— Start Material supplied —
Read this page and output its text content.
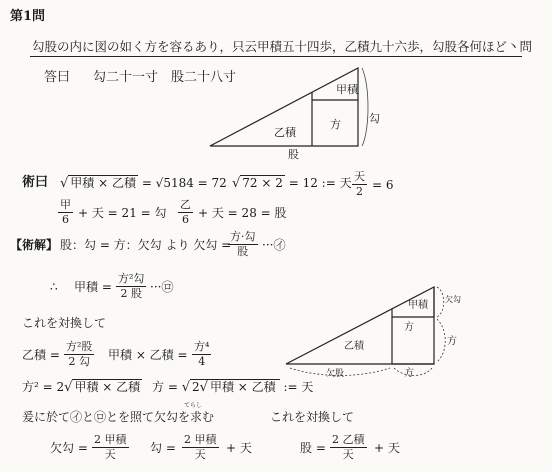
第1問
勾股の内に図の如く方を容るあり，只云甲積五十四歩，乙積九十六歩，勾股各何ほど丶問
答曰 勾二十一寸　股二十八寸
甲積
勾
方
乙積
股
術曰 √ 甲積 × 乙積 = √5184 = 72 √ 72 × 2 = 12 := 天 天
2 = 6
甲
6 + 天 = 21 = 勾
乙
6 + 天 = 28 = 股
【術解】 股：勾 = 方：欠勾 より 欠勾 =
方·勾
股 ···㋑
∴ 甲積 =
方²勾
2 股 ···㋺
これを対換して
乙積 =
方²股
2 勾 甲積 × 乙積 =
方⁴
4
方² = 2√ 甲積 × 乙積 方 = √ 2√ 甲積 × 乙積 := 天
爰に於て㋑と㋺とを照て欠勾を求む
てらし
これを対換して
欠勾 =
2 甲積
天	勾 =
2 甲積
天 + 天	股 =
2 乙積
天 + 天
甲積
欠勾
方
方
乙積
欠股	方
— End Material supplied —
■ What you need to do ■
Exactly as written, return every line of the listing, but not the pictures.

■ Task result ■
Read this page and output its text content.
第1問
勾股の内に図の如く方を容るあり，只云甲積五十四歩，乙積九十六歩，勾股各何ほど丶問
答曰 勾二十一寸　股二十八寸
甲積
勾
方
乙積
股
術曰 √ 甲積 × 乙積 = √5184 = 72 √ 72 × 2 = 12 := 天 天
2 = 6
甲
6 + 天 = 21 = 勾
乙
6 + 天 = 28 = 股
【術解】 股：勾 = 方：欠勾 より 欠勾 =
方·勾
股 ···㋑
∴ 甲積 =
方²勾
2 股 ···㋺
これを対換して
乙積 =
方²股
2 勾 甲積 × 乙積 =
方⁴
4
方² = 2√ 甲積 × 乙積 方 = √ 2√ 甲積 × 乙積 := 天
爰に於て㋑と㋺とを照て欠勾を求む
てらし
これを対換して
欠勾 =
2 甲積
天	勾 =
2 甲積
天 + 天	股 =
2 乙積
天 + 天
甲積
欠勾
方
方
乙積
欠股	方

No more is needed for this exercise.